WHAT IS REQUIRED ▸ Gather every line below where "this" appears.

## begin DATA TO USE

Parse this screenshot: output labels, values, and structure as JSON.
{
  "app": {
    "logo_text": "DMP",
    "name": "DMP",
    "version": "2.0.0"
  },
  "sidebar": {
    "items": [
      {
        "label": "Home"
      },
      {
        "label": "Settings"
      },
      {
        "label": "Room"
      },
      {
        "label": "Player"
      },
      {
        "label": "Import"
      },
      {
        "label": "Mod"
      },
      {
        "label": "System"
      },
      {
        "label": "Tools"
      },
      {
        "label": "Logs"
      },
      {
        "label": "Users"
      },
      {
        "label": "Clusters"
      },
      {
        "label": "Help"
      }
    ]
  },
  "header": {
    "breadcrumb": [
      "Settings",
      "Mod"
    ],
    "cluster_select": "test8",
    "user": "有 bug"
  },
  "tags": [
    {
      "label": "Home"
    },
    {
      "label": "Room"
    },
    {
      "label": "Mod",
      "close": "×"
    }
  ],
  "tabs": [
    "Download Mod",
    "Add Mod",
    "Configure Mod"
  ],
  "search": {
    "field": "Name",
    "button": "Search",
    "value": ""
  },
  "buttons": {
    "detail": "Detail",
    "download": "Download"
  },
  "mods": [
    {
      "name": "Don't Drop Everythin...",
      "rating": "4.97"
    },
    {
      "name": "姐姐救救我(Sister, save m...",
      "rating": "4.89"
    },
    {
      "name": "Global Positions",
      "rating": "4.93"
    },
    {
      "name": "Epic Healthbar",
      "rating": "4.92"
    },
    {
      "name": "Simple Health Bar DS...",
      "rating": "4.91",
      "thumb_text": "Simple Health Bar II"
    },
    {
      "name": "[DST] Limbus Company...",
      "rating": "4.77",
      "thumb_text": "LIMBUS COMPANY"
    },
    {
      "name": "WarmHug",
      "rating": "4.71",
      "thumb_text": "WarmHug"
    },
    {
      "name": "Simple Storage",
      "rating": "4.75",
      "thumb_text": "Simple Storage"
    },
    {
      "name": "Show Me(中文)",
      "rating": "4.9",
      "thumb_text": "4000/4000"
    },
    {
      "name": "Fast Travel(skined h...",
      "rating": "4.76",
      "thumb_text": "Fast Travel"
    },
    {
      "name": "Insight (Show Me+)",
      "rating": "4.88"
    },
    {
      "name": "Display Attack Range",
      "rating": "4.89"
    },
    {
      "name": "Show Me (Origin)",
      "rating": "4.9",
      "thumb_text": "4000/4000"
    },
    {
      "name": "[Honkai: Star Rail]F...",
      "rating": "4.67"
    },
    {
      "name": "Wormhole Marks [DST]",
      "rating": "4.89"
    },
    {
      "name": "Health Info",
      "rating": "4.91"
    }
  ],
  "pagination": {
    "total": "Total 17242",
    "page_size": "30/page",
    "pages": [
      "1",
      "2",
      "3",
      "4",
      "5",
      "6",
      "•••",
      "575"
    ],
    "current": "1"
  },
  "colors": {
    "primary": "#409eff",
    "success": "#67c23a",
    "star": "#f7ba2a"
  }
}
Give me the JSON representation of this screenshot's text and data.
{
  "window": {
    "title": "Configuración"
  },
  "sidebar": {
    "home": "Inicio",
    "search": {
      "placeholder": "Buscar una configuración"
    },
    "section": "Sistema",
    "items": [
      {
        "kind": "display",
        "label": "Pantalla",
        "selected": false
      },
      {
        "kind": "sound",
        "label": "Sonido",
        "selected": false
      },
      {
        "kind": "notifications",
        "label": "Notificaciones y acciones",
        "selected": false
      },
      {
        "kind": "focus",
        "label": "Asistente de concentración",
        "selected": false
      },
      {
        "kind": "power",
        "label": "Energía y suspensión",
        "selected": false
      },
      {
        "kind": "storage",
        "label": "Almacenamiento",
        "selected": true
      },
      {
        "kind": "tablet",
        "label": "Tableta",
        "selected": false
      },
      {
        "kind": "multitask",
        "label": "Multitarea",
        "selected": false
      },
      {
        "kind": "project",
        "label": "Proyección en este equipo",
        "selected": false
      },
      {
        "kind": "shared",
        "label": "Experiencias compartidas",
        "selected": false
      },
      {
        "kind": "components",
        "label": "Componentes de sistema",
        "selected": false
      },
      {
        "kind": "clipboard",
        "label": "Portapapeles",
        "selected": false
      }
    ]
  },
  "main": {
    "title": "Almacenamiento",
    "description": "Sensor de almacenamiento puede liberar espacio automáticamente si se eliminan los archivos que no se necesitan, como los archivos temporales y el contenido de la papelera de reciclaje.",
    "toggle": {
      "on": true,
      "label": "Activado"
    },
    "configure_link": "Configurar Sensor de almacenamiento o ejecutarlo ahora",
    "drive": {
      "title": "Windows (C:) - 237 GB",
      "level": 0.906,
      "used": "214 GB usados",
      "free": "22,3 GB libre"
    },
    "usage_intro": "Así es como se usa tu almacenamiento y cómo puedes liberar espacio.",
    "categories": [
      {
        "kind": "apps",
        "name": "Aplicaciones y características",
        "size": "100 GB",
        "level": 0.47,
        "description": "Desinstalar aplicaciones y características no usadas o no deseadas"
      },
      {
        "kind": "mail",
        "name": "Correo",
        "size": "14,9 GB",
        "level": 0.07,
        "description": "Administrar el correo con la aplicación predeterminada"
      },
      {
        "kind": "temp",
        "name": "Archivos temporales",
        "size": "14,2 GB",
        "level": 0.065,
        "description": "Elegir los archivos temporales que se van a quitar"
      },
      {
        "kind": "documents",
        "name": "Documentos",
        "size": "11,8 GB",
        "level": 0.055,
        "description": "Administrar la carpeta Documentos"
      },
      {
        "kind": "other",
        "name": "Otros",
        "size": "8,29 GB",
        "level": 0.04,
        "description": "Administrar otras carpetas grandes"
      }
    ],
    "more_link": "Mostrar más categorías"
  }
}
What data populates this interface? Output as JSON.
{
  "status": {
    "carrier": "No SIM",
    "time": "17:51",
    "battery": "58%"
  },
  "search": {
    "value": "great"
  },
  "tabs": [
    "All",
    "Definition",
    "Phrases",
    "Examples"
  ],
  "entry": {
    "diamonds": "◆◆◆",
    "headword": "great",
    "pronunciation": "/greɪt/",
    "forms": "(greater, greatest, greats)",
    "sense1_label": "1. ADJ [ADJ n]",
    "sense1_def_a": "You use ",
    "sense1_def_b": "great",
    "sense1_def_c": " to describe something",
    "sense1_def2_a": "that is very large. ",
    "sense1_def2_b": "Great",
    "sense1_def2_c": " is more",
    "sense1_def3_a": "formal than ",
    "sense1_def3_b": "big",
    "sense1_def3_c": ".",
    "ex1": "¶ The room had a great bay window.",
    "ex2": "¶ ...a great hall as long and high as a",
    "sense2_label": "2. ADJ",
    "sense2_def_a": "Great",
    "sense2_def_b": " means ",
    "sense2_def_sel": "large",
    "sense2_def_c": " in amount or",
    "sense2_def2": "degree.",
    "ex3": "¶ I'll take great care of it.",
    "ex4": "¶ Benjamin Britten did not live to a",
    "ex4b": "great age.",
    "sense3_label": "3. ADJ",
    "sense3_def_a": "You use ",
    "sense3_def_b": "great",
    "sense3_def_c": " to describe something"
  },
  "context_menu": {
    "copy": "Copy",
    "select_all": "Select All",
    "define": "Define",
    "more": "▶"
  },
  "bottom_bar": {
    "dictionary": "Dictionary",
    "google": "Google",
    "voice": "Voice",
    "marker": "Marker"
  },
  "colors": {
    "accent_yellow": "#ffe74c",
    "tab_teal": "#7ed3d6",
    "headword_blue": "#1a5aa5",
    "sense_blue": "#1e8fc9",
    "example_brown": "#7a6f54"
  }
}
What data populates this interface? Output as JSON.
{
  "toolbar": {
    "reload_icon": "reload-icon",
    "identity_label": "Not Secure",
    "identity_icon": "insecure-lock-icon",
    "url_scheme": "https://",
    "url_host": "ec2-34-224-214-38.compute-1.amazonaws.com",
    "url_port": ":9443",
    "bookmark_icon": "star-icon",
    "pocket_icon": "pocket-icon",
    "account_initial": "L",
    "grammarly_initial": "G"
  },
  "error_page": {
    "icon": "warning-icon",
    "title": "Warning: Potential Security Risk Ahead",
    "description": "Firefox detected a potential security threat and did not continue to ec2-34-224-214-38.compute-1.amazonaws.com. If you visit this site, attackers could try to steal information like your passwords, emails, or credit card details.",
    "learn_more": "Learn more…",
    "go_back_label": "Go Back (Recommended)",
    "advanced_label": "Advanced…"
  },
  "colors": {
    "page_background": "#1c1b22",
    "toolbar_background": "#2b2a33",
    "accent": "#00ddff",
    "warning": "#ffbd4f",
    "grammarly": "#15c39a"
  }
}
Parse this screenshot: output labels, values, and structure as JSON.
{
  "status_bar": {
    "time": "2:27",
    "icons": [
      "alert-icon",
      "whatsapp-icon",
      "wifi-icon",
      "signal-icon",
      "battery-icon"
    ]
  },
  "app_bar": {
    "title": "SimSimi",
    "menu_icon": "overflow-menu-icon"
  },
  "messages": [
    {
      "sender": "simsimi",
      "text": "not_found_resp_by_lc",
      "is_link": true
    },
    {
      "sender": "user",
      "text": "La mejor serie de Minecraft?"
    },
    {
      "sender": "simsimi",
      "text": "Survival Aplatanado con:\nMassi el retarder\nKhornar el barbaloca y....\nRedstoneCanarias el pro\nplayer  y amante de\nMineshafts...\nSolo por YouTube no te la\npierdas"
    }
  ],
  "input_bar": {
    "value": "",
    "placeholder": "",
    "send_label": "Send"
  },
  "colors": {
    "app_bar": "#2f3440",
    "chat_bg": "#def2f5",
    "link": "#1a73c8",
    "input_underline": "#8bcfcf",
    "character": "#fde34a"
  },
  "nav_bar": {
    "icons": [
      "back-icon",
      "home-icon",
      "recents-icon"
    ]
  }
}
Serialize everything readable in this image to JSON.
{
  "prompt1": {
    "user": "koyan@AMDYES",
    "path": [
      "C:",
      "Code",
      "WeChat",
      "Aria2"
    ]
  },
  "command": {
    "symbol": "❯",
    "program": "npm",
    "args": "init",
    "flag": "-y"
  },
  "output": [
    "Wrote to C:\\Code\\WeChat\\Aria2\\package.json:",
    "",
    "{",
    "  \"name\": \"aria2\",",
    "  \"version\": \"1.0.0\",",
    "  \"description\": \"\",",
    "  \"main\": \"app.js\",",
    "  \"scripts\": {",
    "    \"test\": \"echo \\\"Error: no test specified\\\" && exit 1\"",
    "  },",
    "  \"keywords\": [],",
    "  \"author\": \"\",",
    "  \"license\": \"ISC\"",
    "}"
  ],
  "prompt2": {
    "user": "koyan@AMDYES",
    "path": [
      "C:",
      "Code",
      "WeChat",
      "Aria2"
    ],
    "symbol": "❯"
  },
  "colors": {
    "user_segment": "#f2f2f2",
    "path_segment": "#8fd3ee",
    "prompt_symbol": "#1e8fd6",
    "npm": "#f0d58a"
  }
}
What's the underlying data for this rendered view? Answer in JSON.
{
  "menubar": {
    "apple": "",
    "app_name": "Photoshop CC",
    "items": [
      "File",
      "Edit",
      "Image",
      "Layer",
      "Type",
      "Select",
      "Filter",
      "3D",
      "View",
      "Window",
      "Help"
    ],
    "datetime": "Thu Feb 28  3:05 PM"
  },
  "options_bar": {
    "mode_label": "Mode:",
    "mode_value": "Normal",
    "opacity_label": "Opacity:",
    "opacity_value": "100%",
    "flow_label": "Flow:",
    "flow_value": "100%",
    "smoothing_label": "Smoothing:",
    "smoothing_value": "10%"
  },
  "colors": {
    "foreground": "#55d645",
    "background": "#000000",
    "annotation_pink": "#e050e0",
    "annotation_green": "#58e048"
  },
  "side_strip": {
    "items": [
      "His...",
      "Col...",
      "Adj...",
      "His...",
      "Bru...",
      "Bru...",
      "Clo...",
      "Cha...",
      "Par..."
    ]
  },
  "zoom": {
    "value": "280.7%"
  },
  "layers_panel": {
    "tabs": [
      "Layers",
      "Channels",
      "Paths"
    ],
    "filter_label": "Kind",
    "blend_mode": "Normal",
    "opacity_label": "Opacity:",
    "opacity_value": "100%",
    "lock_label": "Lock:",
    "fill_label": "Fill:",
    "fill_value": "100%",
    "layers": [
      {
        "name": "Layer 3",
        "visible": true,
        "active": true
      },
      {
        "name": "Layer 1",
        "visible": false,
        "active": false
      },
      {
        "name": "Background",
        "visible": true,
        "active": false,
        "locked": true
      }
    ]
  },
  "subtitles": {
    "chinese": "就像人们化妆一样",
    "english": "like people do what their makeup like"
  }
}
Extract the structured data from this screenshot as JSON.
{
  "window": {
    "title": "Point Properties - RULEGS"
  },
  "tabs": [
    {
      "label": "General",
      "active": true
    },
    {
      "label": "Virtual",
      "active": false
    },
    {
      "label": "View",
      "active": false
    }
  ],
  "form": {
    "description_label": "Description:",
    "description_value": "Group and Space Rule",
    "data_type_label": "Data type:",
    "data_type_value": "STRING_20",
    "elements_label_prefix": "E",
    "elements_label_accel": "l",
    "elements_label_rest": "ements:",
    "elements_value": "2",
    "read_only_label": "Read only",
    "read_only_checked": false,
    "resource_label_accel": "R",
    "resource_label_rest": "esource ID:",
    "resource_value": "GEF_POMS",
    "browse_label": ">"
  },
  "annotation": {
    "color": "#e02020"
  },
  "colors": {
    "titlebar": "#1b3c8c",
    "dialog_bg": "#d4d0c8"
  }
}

## end DATA TO USE

WRITTEN RESPONSE ▸
Parse this screenshot: output labels, values, and structure as JSON.
Give me the JSON representation of this screenshot's text and data.
What data populates this interface? Output as JSON.
What data populates this interface? Output as JSON.
    "description": "Firefox detected a potential security threat and did not continue to ec2-34-224-214-38.compute-1.amazonaws.com. If you visit this site, attackers could try to steal information like your passwords, emails, or credit card details.",
Parse this screenshot: output labels, values, and structure as JSON.
Serialize everything readable in this image to JSON.
What's the underlying data for this rendered view? Answer in JSON.
Extract the structured data from this screenshot as JSON.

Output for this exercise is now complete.